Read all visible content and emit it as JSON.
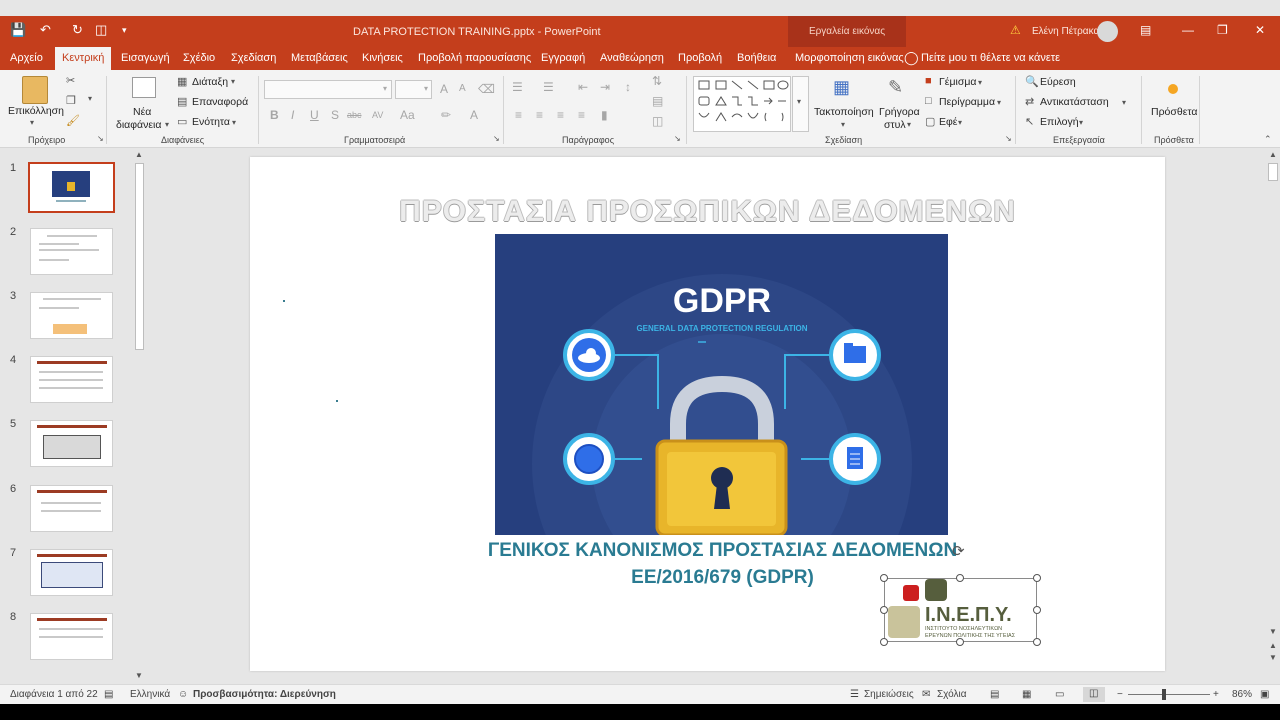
{
  "window": {
    "doc_title": "DATA PROTECTION TRAINING.pptx  -  PowerPoint",
    "context_tools": "Εργαλεία εικόνας",
    "user": "Ελένη Πέτρακα"
  },
  "tabs": [
    {
      "label": "Αρχείο"
    },
    {
      "label": "Κεντρική"
    },
    {
      "label": "Εισαγωγή"
    },
    {
      "label": "Σχέδιο"
    },
    {
      "label": "Σχεδίαση"
    },
    {
      "label": "Μεταβάσεις"
    },
    {
      "label": "Κινήσεις"
    },
    {
      "label": "Προβολή παρουσίασης"
    },
    {
      "label": "Εγγραφή"
    },
    {
      "label": "Αναθεώρηση"
    },
    {
      "label": "Προβολή"
    },
    {
      "label": "Βοήθεια"
    },
    {
      "label": "Μορφοποίηση εικόνας"
    }
  ],
  "tell_me": "Πείτε μου τι θέλετε να κάνετε",
  "ribbon": {
    "clipboard": {
      "paste": "Επικόλληση",
      "group": "Πρόχειρο"
    },
    "slides": {
      "new_slide_1": "Νέα",
      "new_slide_2": "διαφάνεια",
      "layout": "Διάταξη",
      "reset": "Επαναφορά",
      "section": "Ενότητα",
      "group": "Διαφάνειες"
    },
    "font": {
      "group": "Γραμματοσειρά"
    },
    "paragraph": {
      "group": "Παράγραφος"
    },
    "drawing": {
      "arrange": "Τακτοποίηση",
      "quick_styles_1": "Γρήγορα",
      "quick_styles_2": "στυλ",
      "fill": "Γέμισμα",
      "outline": "Περίγραμμα",
      "effects": "Εφέ",
      "group": "Σχεδίαση"
    },
    "editing": {
      "find": "Εύρεση",
      "replace": "Αντικατάσταση",
      "select": "Επιλογή",
      "group": "Επεξεργασία"
    },
    "addins": {
      "button": "Πρόσθετα",
      "group": "Πρόσθετα"
    }
  },
  "thumbnails": [
    "1",
    "2",
    "3",
    "4",
    "5",
    "6",
    "7",
    "8"
  ],
  "slide": {
    "title": "ΠΡΟΣΤΑΣΙΑ ΠΡΟΣΩΠΙΚΩΝ ΔΕΔΟΜΕΝΩΝ",
    "image": {
      "heading": "GDPR",
      "subheading": "GENERAL DATA PROTECTION REGULATION"
    },
    "subtitle_line1": "ΓΕΝΙΚΟΣ ΚΑΝΟΝΙΣΜΟΣ ΠΡΟΣΤΑΣΙΑΣ ΔΕΔΟΜΕΝΩΝ",
    "subtitle_line2": "ΕΕ/2016/679 (GDPR)",
    "logo": {
      "name": "Ι.Ν.Ε.Π.Υ.",
      "line1": "ΙΝΣΤΙΤΟΥΤΟ ΝΟΣΗΛΕΥΤΙΚΩΝ",
      "line2": "ΕΡΕΥΝΩΝ ΠΟΛΙΤΙΚΗΣ ΤΗΣ ΥΓΕΙΑΣ"
    }
  },
  "status": {
    "slide_count": "Διαφάνεια 1 από 22",
    "language": "Ελληνικά",
    "accessibility": "Προσβασιμότητα: Διερεύνηση",
    "notes": "Σημειώσεις",
    "comments": "Σχόλια",
    "zoom": "86%"
  },
  "colors": {
    "accent": "#c43e1c",
    "gdpr_bg": "#263f7e",
    "subtitle": "#2a7b92"
  }
}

···

— Exercise details —
In the listing above, find each line with the word "PROTECTION" and copy it.

— Expected answer —
    "doc_title": "DATA PROTECTION TRAINING.pptx  -  PowerPoint",
      "subheading": "GENERAL DATA PROTECTION REGULATION"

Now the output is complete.